● Data records
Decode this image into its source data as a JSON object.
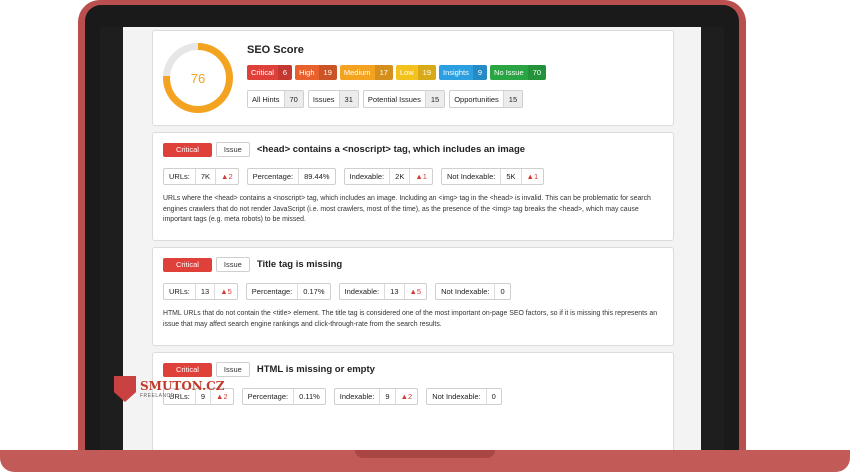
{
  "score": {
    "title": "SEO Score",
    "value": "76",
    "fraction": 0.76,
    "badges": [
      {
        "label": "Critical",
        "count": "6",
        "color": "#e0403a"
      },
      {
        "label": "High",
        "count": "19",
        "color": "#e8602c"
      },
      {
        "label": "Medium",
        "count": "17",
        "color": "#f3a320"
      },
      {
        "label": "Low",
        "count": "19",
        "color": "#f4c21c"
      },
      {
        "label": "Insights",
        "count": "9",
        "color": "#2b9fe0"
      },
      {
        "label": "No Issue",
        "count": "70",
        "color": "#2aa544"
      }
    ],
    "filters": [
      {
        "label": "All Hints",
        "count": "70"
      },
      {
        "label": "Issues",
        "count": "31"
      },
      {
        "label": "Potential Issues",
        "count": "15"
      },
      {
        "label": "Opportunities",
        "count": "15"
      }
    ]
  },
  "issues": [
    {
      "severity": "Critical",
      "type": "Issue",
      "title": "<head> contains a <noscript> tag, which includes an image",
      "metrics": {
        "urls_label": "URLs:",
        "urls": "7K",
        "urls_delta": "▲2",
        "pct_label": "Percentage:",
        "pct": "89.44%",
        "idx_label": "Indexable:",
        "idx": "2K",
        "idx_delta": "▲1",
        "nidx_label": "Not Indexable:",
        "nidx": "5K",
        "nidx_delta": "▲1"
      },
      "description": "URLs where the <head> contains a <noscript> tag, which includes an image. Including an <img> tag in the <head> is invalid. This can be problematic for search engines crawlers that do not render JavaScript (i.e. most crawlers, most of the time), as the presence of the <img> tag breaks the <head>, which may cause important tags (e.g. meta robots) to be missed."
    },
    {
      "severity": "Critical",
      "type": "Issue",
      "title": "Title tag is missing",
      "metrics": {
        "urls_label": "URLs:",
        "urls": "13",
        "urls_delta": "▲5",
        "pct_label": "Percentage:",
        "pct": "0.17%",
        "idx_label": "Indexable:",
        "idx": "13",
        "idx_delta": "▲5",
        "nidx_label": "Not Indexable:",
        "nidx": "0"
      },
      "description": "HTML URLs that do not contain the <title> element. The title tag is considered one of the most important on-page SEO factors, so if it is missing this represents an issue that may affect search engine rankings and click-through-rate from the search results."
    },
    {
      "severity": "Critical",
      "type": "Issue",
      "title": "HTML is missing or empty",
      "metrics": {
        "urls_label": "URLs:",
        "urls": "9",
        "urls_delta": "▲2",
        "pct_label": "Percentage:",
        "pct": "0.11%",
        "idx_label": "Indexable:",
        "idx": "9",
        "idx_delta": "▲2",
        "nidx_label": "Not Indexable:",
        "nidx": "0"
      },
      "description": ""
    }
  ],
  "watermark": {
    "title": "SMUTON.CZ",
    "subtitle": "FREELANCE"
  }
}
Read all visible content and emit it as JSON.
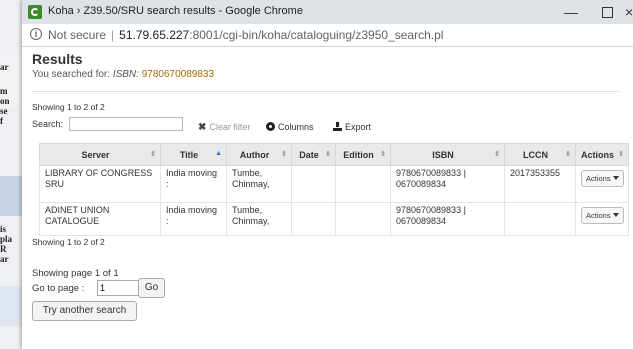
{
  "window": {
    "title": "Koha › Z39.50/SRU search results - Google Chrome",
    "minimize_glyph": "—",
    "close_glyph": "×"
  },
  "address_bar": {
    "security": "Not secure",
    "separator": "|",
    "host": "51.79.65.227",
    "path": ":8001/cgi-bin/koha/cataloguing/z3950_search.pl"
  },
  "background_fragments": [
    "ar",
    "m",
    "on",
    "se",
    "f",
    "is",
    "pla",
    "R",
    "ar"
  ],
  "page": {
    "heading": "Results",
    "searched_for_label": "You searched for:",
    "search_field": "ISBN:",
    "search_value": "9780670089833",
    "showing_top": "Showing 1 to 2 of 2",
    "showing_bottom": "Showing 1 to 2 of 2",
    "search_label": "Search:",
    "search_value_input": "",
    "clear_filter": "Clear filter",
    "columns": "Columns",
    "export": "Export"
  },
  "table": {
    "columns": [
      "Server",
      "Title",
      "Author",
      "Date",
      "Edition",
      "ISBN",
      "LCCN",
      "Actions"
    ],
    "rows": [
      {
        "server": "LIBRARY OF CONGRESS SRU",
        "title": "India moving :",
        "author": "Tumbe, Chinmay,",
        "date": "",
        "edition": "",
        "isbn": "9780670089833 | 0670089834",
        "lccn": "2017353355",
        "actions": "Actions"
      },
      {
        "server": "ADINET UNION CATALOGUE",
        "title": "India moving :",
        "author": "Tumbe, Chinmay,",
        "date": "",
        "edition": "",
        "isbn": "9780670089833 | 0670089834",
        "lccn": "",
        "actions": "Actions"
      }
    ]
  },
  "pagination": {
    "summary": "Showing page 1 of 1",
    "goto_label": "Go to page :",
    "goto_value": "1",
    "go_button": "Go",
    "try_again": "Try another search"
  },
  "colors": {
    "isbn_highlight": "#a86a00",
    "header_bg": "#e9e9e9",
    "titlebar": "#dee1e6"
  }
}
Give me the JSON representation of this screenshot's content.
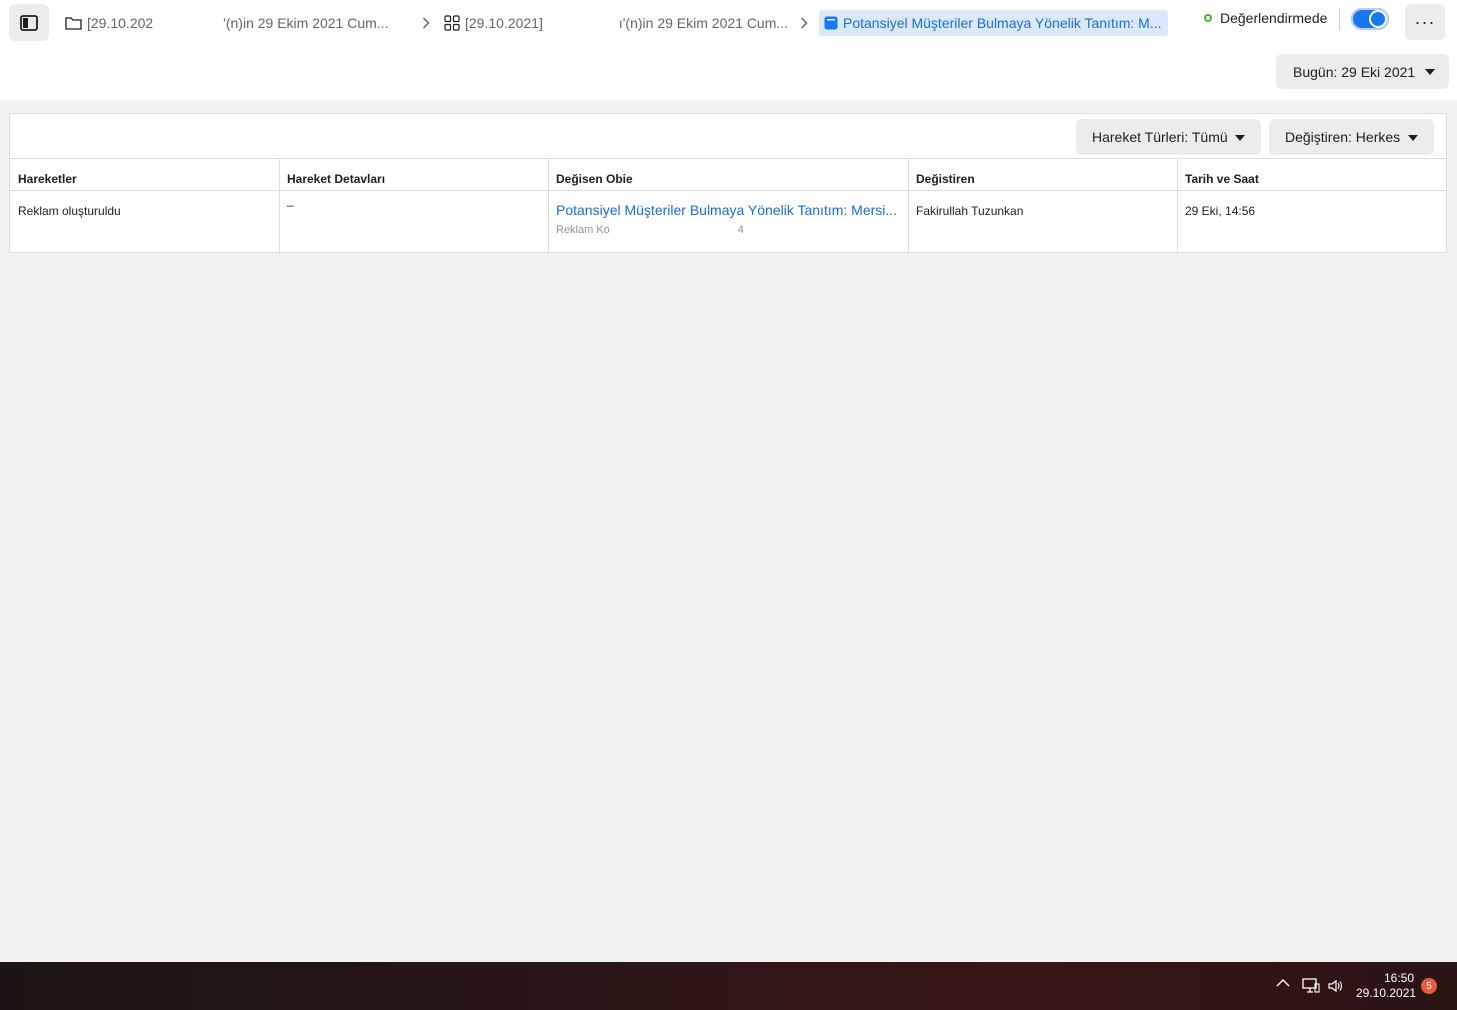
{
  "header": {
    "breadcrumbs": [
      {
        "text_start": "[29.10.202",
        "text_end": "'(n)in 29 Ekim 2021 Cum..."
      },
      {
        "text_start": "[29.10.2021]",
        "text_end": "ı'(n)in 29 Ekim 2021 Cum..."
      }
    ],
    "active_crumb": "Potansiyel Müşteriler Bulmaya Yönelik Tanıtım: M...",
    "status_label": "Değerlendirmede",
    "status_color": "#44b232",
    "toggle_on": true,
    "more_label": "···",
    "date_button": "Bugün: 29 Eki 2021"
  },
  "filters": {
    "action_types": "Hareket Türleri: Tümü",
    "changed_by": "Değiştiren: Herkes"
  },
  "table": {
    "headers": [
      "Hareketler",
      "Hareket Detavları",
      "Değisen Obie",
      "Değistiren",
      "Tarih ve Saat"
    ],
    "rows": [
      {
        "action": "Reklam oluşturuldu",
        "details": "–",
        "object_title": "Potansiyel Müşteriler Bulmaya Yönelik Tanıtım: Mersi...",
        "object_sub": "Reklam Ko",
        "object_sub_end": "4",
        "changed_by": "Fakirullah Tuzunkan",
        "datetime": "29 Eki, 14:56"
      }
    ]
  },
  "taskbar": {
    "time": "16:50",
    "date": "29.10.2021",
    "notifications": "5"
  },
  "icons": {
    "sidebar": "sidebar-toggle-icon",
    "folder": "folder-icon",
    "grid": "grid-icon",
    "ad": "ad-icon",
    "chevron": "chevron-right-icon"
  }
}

● WHAT YOU HAVE TO DO
Copy every record above exactly as written, but leave out the pictures.

● WRITTEN RESPONSE
Decode this image into its source data as a JSON object.
{
  "score": {
    "title": "SEO Score",
    "value": "76",
    "fraction": 0.76,
    "badges": [
      {
        "label": "Critical",
        "count": "6",
        "color": "#e0403a"
      },
      {
        "label": "High",
        "count": "19",
        "color": "#e8602c"
      },
      {
        "label": "Medium",
        "count": "17",
        "color": "#f3a320"
      },
      {
        "label": "Low",
        "count": "19",
        "color": "#f4c21c"
      },
      {
        "label": "Insights",
        "count": "9",
        "color": "#2b9fe0"
      },
      {
        "label": "No Issue",
        "count": "70",
        "color": "#2aa544"
      }
    ],
    "filters": [
      {
        "label": "All Hints",
        "count": "70"
      },
      {
        "label": "Issues",
        "count": "31"
      },
      {
        "label": "Potential Issues",
        "count": "15"
      },
      {
        "label": "Opportunities",
        "count": "15"
      }
    ]
  },
  "issues": [
    {
      "severity": "Critical",
      "type": "Issue",
      "title": "<head> contains a <noscript> tag, which includes an image",
      "metrics": {
        "urls_label": "URLs:",
        "urls": "7K",
        "urls_delta": "▲2",
        "pct_label": "Percentage:",
        "pct": "89.44%",
        "idx_label": "Indexable:",
        "idx": "2K",
        "idx_delta": "▲1",
        "nidx_label": "Not Indexable:",
        "nidx": "5K",
        "nidx_delta": "▲1"
      },
      "description": "URLs where the <head> contains a <noscript> tag, which includes an image. Including an <img> tag in the <head> is invalid. This can be problematic for search engines crawlers that do not render JavaScript (i.e. most crawlers, most of the time), as the presence of the <img> tag breaks the <head>, which may cause important tags (e.g. meta robots) to be missed."
    },
    {
      "severity": "Critical",
      "type": "Issue",
      "title": "Title tag is missing",
      "metrics": {
        "urls_label": "URLs:",
        "urls": "13",
        "urls_delta": "▲5",
        "pct_label": "Percentage:",
        "pct": "0.17%",
        "idx_label": "Indexable:",
        "idx": "13",
        "idx_delta": "▲5",
        "nidx_label": "Not Indexable:",
        "nidx": "0"
      },
      "description": "HTML URLs that do not contain the <title> element. The title tag is considered one of the most important on-page SEO factors, so if it is missing this represents an issue that may affect search engine rankings and click-through-rate from the search results."
    },
    {
      "severity": "Critical",
      "type": "Issue",
      "title": "HTML is missing or empty",
      "metrics": {
        "urls_label": "URLs:",
        "urls": "9",
        "urls_delta": "▲2",
        "pct_label": "Percentage:",
        "pct": "0.11%",
        "idx_label": "Indexable:",
        "idx": "9",
        "idx_delta": "▲2",
        "nidx_label": "Not Indexable:",
        "nidx": "0"
      },
      "description": ""
    }
  ],
  "watermark": {
    "title": "SMUTON.CZ",
    "subtitle": "FREELANCE"
  }
}
Read all visible content and emit it as JSON.
{
  "window": {
    "title": "Koha › Z39.50/SRU search results - Google Chrome",
    "minimize_glyph": "—",
    "close_glyph": "×"
  },
  "address_bar": {
    "security": "Not secure",
    "separator": "|",
    "host": "51.79.65.227",
    "path": ":8001/cgi-bin/koha/cataloguing/z3950_search.pl"
  },
  "background_fragments": [
    "ar",
    "m",
    "on",
    "se",
    "f",
    "is",
    "pla",
    "R",
    "ar"
  ],
  "page": {
    "heading": "Results",
    "searched_for_label": "You searched for:",
    "search_field": "ISBN:",
    "search_value": "9780670089833",
    "showing_top": "Showing 1 to 2 of 2",
    "showing_bottom": "Showing 1 to 2 of 2",
    "search_label": "Search:",
    "search_value_input": "",
    "clear_filter": "Clear filter",
    "columns": "Columns",
    "export": "Export"
  },
  "table": {
    "columns": [
      "Server",
      "Title",
      "Author",
      "Date",
      "Edition",
      "ISBN",
      "LCCN",
      "Actions"
    ],
    "rows": [
      {
        "server": "LIBRARY OF CONGRESS SRU",
        "title": "India moving :",
        "author": "Tumbe, Chinmay,",
        "date": "",
        "edition": "",
        "isbn": "9780670089833 | 0670089834",
        "lccn": "2017353355",
        "actions": "Actions"
      },
      {
        "server": "ADINET UNION CATALOGUE",
        "title": "India moving :",
        "author": "Tumbe, Chinmay,",
        "date": "",
        "edition": "",
        "isbn": "9780670089833 | 0670089834",
        "lccn": "",
        "actions": "Actions"
      }
    ]
  },
  "pagination": {
    "summary": "Showing page 1 of 1",
    "goto_label": "Go to page :",
    "goto_value": "1",
    "go_button": "Go",
    "try_again": "Try another search"
  },
  "colors": {
    "isbn_highlight": "#a86a00",
    "header_bg": "#e9e9e9",
    "titlebar": "#dee1e6"
  }
}
Give me the JSON representation of this screenshot's content.
{
  "header": {
    "breadcrumbs": [
      {
        "text_start": "[29.10.202",
        "text_end": "'(n)in 29 Ekim 2021 Cum..."
      },
      {
        "text_start": "[29.10.2021]",
        "text_end": "ı'(n)in 29 Ekim 2021 Cum..."
      }
    ],
    "active_crumb": "Potansiyel Müşteriler Bulmaya Yönelik Tanıtım: M...",
    "status_label": "Değerlendirmede",
    "status_color": "#44b232",
    "toggle_on": true,
    "more_label": "···",
    "date_button": "Bugün: 29 Eki 2021"
  },
  "filters": {
    "action_types": "Hareket Türleri: Tümü",
    "changed_by": "Değiştiren: Herkes"
  },
  "table": {
    "headers": [
      "Hareketler",
      "Hareket Detavları",
      "Değisen Obie",
      "Değistiren",
      "Tarih ve Saat"
    ],
    "rows": [
      {
        "action": "Reklam oluşturuldu",
        "details": "–",
        "object_title": "Potansiyel Müşteriler Bulmaya Yönelik Tanıtım: Mersi...",
        "object_sub": "Reklam Ko",
        "object_sub_end": "4",
        "changed_by": "Fakirullah Tuzunkan",
        "datetime": "29 Eki, 14:56"
      }
    ]
  },
  "taskbar": {
    "time": "16:50",
    "date": "29.10.2021",
    "notifications": "5"
  },
  "icons": {
    "sidebar": "sidebar-toggle-icon",
    "folder": "folder-icon",
    "grid": "grid-icon",
    "ad": "ad-icon",
    "chevron": "chevron-right-icon"
  }
}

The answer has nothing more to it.